[Records excerpted from a collection]

--- BEGIN ---

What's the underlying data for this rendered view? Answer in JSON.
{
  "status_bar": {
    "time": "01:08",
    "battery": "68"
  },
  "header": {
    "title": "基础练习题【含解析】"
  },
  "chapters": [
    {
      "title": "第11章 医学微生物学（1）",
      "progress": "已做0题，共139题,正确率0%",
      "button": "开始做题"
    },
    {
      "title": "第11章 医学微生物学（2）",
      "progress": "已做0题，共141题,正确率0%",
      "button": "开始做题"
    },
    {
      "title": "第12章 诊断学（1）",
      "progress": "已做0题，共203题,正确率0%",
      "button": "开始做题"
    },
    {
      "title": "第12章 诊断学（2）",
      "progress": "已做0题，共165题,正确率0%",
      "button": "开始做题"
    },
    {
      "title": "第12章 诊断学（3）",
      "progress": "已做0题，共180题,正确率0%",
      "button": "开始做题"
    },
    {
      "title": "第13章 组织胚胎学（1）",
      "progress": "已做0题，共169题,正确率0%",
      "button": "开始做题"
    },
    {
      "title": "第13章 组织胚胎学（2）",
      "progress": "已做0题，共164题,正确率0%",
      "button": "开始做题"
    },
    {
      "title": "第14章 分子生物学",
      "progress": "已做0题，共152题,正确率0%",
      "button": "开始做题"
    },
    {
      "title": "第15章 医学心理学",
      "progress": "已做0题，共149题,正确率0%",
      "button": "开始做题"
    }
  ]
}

--- END ---

PROBLEM DESCRIPTION:
Find every line in the listing that holds the string "医学微生物学", then say how many there are as a bare number.

EXERCISE ANSWER:
2